# Start of DATA SHOWN

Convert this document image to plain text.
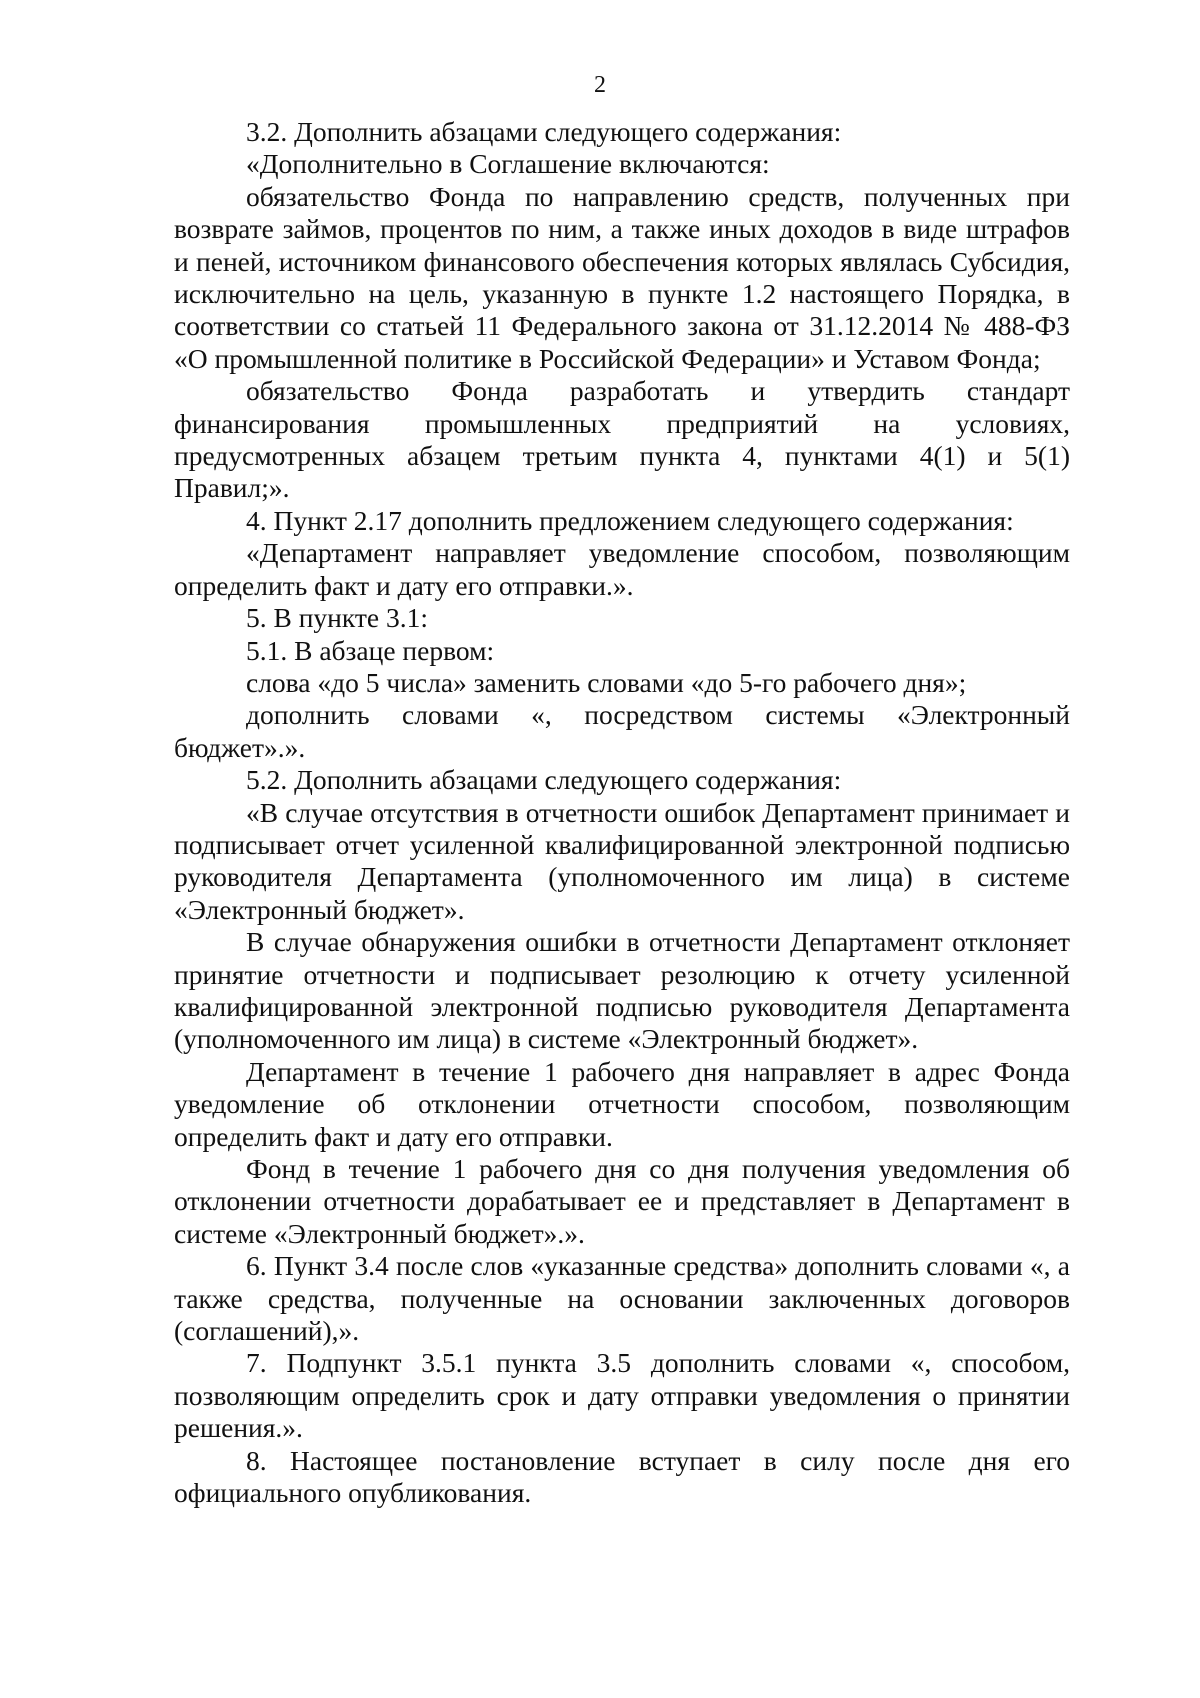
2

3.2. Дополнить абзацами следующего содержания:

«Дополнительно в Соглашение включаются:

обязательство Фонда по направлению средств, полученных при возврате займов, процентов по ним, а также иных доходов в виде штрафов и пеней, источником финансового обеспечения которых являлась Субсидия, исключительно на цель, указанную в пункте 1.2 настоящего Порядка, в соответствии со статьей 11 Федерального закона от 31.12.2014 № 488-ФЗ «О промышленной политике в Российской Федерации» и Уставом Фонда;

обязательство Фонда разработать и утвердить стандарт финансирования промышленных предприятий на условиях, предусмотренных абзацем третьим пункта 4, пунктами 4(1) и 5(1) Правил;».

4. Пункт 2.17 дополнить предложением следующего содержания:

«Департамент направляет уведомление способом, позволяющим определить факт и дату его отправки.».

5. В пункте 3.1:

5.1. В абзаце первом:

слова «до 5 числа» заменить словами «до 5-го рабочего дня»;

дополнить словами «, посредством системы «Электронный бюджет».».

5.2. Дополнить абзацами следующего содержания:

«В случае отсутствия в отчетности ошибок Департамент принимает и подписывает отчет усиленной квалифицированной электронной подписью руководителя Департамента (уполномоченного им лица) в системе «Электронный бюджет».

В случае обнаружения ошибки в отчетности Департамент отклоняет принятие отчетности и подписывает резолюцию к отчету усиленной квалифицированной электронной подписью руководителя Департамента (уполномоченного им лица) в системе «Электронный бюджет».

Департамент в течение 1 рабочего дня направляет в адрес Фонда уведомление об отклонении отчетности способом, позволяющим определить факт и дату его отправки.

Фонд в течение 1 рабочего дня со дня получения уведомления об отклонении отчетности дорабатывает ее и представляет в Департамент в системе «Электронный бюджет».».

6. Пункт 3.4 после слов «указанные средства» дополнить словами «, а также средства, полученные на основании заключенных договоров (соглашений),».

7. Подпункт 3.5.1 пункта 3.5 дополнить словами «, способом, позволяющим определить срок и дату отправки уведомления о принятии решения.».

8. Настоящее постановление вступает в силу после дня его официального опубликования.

# End of DATA SHOWN

WORK REQUIRED: Each record above should come back exactly the same, only without its pictures.

ANSWER FOR THIS EXERCISE:
Convert this document image to plain text.
2

3.2. Дополнить абзацами следующего содержания:

«Дополнительно в Соглашение включаются:

обязательство Фонда по направлению средств, полученных при возврате займов, процентов по ним, а также иных доходов в виде штрафов и пеней, источником финансового обеспечения которых являлась Субсидия, исключительно на цель, указанную в пункте 1.2 настоящего Порядка, в соответствии со статьей 11 Федерального закона от 31.12.2014 № 488-ФЗ «О промышленной политике в Российской Федерации» и Уставом Фонда;

обязательство Фонда разработать и утвердить стандарт финансирования промышленных предприятий на условиях, предусмотренных абзацем третьим пункта 4, пунктами 4(1) и 5(1) Правил;».

4. Пункт 2.17 дополнить предложением следующего содержания:

«Департамент направляет уведомление способом, позволяющим определить факт и дату его отправки.».

5. В пункте 3.1:

5.1. В абзаце первом:

слова «до 5 числа» заменить словами «до 5-го рабочего дня»;

дополнить словами «, посредством системы «Электронный бюджет».».

5.2. Дополнить абзацами следующего содержания:

«В случае отсутствия в отчетности ошибок Департамент принимает и подписывает отчет усиленной квалифицированной электронной подписью руководителя Департамента (уполномоченного им лица) в системе «Электронный бюджет».

В случае обнаружения ошибки в отчетности Департамент отклоняет принятие отчетности и подписывает резолюцию к отчету усиленной квалифицированной электронной подписью руководителя Департамента (уполномоченного им лица) в системе «Электронный бюджет».

Департамент в течение 1 рабочего дня направляет в адрес Фонда уведомление об отклонении отчетности способом, позволяющим определить факт и дату его отправки.

Фонд в течение 1 рабочего дня со дня получения уведомления об отклонении отчетности дорабатывает ее и представляет в Департамент в системе «Электронный бюджет».».

6. Пункт 3.4 после слов «указанные средства» дополнить словами «, а также средства, полученные на основании заключенных договоров (соглашений),».

7. Подпункт 3.5.1 пункта 3.5 дополнить словами «, способом, позволяющим определить срок и дату отправки уведомления о принятии решения.».

8. Настоящее постановление вступает в силу после дня его официального опубликования.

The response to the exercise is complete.